• Exercise requirements
Go through the listing and return every line with "will" in it.

┌──

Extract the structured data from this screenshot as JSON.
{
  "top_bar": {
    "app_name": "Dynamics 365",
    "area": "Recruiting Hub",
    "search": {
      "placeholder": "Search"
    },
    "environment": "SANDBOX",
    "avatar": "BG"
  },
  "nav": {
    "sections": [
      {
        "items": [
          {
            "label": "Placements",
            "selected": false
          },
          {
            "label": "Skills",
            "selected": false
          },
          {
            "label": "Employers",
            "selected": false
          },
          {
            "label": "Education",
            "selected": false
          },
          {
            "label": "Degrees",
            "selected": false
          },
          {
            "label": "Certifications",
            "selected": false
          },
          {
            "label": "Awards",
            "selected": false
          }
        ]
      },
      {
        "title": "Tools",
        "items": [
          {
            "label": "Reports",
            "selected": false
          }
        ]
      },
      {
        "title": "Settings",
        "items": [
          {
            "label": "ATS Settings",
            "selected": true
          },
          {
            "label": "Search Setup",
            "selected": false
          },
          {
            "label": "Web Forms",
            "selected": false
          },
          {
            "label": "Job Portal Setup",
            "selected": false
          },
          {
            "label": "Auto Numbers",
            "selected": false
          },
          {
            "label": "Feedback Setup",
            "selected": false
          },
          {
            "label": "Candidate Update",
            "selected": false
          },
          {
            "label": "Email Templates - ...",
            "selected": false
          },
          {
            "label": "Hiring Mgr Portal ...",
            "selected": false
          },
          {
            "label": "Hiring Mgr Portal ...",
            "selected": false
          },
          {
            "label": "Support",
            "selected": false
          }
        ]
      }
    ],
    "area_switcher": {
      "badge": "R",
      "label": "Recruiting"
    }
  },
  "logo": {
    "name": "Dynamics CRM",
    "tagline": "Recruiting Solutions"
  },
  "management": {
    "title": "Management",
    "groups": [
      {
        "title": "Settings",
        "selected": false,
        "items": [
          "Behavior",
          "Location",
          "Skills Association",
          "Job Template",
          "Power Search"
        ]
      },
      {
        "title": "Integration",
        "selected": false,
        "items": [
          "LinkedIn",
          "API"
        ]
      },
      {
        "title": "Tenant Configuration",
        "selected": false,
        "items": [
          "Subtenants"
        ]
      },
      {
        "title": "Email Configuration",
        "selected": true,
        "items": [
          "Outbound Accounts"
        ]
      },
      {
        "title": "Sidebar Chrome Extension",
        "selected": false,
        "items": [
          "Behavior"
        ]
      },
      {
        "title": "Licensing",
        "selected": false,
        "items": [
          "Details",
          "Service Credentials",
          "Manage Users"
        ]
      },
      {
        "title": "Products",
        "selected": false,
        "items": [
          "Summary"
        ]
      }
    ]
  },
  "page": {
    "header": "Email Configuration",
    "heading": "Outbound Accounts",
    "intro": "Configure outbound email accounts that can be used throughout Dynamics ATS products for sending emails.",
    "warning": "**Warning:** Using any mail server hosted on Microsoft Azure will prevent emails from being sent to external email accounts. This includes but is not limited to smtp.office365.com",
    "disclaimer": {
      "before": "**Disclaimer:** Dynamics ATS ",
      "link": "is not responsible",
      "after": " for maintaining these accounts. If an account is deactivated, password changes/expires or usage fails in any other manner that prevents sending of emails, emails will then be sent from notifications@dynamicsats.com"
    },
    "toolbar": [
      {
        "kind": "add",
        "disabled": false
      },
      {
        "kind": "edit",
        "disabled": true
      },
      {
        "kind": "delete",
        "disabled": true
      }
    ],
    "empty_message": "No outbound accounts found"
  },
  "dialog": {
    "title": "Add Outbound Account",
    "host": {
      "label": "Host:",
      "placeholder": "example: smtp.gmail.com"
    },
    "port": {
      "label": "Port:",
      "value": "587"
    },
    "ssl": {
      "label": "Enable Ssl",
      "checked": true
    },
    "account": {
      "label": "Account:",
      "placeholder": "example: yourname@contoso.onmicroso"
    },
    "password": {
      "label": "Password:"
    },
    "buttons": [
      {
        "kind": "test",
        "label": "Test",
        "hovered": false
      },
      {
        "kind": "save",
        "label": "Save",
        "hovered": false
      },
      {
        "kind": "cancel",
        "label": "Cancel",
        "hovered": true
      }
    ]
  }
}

└──

• Written answer
    "warning": "**Warning:** Using any mail server hosted on Microsoft Azure will prevent emails from being sent to external email accounts. This includes but is not limited to smtp.office365.com",
      "after": " for maintaining these accounts. If an account is deactivated, password changes/expires or usage fails in any other manner that prevents sending of emails, emails will then be sent from notifications@dynamicsats.com"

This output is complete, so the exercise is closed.